PROBLEM DETAILS: Transcribe the data verbatim and drop its images.

------ RECORDS SUPPLIED

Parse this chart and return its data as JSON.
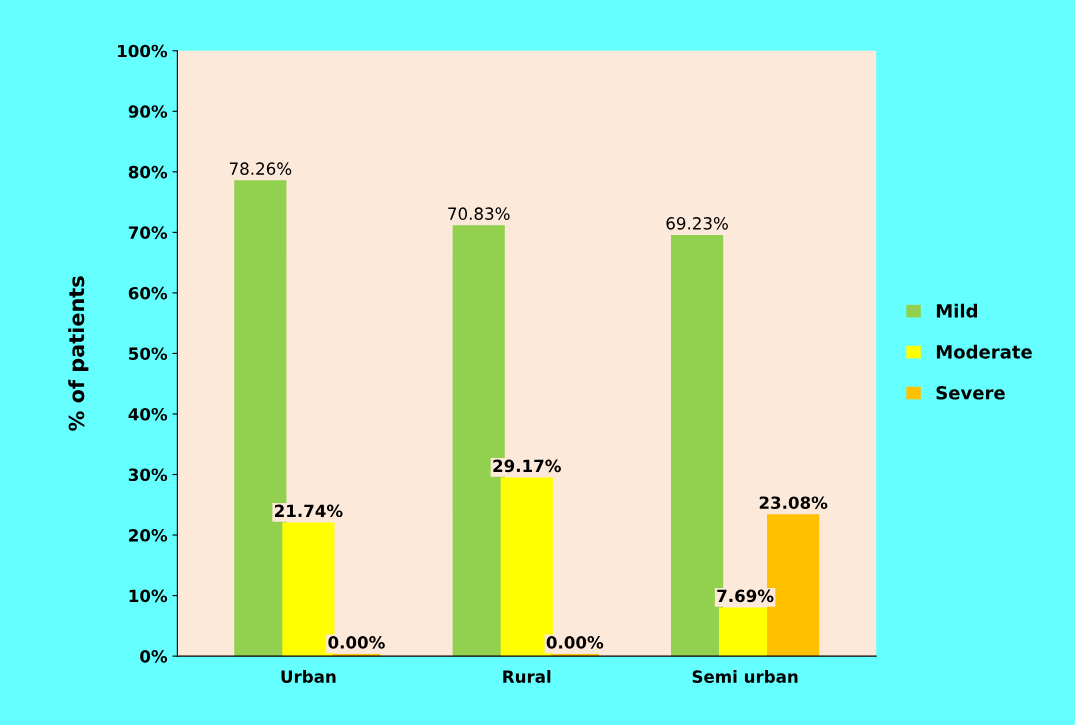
{
  "chart_data": {
    "type": "bar",
    "ylabel": "% of patients",
    "categories": [
      "Urban",
      "Rural",
      "Semi urban"
    ],
    "series": [
      {
        "name": "Mild",
        "color": "#92d050",
        "values": [
          78.26,
          70.83,
          69.23
        ],
        "value_labels": [
          "78.26%",
          "70.83%",
          "69.23%"
        ]
      },
      {
        "name": "Moderate",
        "color": "#ffff00",
        "values": [
          21.74,
          29.17,
          7.69
        ],
        "value_labels": [
          "21.74%",
          "29.17%",
          "7.69%"
        ]
      },
      {
        "name": "Severe",
        "color": "#ffc000",
        "values": [
          0,
          0,
          23.08
        ],
        "value_labels": [
          "0.00%",
          "0.00%",
          "23.08%"
        ]
      }
    ],
    "ylim": [
      0,
      100
    ],
    "yticks": [
      {
        "value": 0,
        "label": "0%"
      },
      {
        "value": 10,
        "label": "10%"
      },
      {
        "value": 20,
        "label": "20%"
      },
      {
        "value": 30,
        "label": "30%"
      },
      {
        "value": 40,
        "label": "40%"
      },
      {
        "value": 50,
        "label": "50%"
      },
      {
        "value": 60,
        "label": "60%"
      },
      {
        "value": 70,
        "label": "70%"
      },
      {
        "value": 80,
        "label": "80%"
      },
      {
        "value": 90,
        "label": "90%"
      },
      {
        "value": 100,
        "label": "100%"
      }
    ],
    "grid": false,
    "legend": "right"
  }
}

------------

PROBLEM SOLUTION:
Parse this chart and return its data as JSON.
{
  "chart_data": {
    "type": "bar",
    "ylabel": "% of patients",
    "categories": [
      "Urban",
      "Rural",
      "Semi urban"
    ],
    "series": [
      {
        "name": "Mild",
        "color": "#92d050",
        "values": [
          78.26,
          70.83,
          69.23
        ],
        "value_labels": [
          "78.26%",
          "70.83%",
          "69.23%"
        ]
      },
      {
        "name": "Moderate",
        "color": "#ffff00",
        "values": [
          21.74,
          29.17,
          7.69
        ],
        "value_labels": [
          "21.74%",
          "29.17%",
          "7.69%"
        ]
      },
      {
        "name": "Severe",
        "color": "#ffc000",
        "values": [
          0,
          0,
          23.08
        ],
        "value_labels": [
          "0.00%",
          "0.00%",
          "23.08%"
        ]
      }
    ],
    "ylim": [
      0,
      100
    ],
    "yticks": [
      {
        "value": 0,
        "label": "0%"
      },
      {
        "value": 10,
        "label": "10%"
      },
      {
        "value": 20,
        "label": "20%"
      },
      {
        "value": 30,
        "label": "30%"
      },
      {
        "value": 40,
        "label": "40%"
      },
      {
        "value": 50,
        "label": "50%"
      },
      {
        "value": 60,
        "label": "60%"
      },
      {
        "value": 70,
        "label": "70%"
      },
      {
        "value": 80,
        "label": "80%"
      },
      {
        "value": 90,
        "label": "90%"
      },
      {
        "value": 100,
        "label": "100%"
      }
    ],
    "grid": false,
    "legend": "right"
  }
}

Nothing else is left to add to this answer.